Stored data
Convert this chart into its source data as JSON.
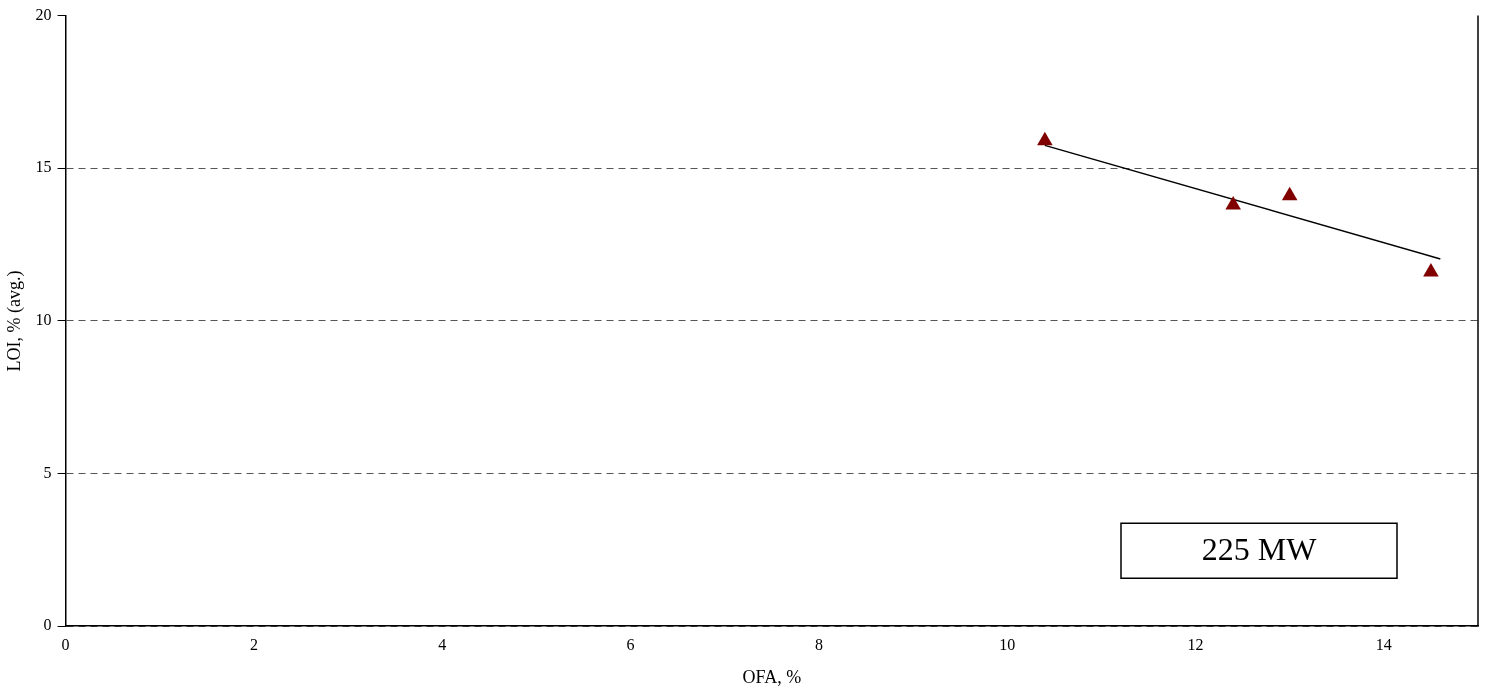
{
  "chart_data": {
    "type": "scatter",
    "xlabel": "OFA, %",
    "ylabel": "LOI, % (avg.)",
    "xlim": [
      0,
      15
    ],
    "xticks": [
      0,
      2,
      4,
      6,
      8,
      10,
      12,
      14
    ],
    "ylim": [
      0,
      20
    ],
    "yticks": [
      0,
      5,
      10,
      15,
      20
    ],
    "grid": "y",
    "legend": false,
    "marker": "triangle",
    "annotations": [
      "225 MW"
    ],
    "series": [
      {
        "color": "#800000",
        "x": [
          10.4,
          12.4,
          13.0,
          14.5
        ],
        "values": [
          15.9,
          13.8,
          14.1,
          11.6
        ]
      },
      {
        "type": "line",
        "color": "#000000",
        "marker": "none",
        "x": [
          10.4,
          14.6
        ],
        "values": [
          15.75,
          12.03
        ]
      }
    ]
  }
}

§ Exercise brief: Nothing but the pictures may be dropped; output the records above exactly.

§ Full response:
Convert this chart into its source data as JSON.
{
  "chart_data": {
    "type": "scatter",
    "xlabel": "OFA, %",
    "ylabel": "LOI, % (avg.)",
    "xlim": [
      0,
      15
    ],
    "xticks": [
      0,
      2,
      4,
      6,
      8,
      10,
      12,
      14
    ],
    "ylim": [
      0,
      20
    ],
    "yticks": [
      0,
      5,
      10,
      15,
      20
    ],
    "grid": "y",
    "legend": false,
    "marker": "triangle",
    "annotations": [
      "225 MW"
    ],
    "series": [
      {
        "color": "#800000",
        "x": [
          10.4,
          12.4,
          13.0,
          14.5
        ],
        "values": [
          15.9,
          13.8,
          14.1,
          11.6
        ]
      },
      {
        "type": "line",
        "color": "#000000",
        "marker": "none",
        "x": [
          10.4,
          14.6
        ],
        "values": [
          15.75,
          12.03
        ]
      }
    ]
  }
}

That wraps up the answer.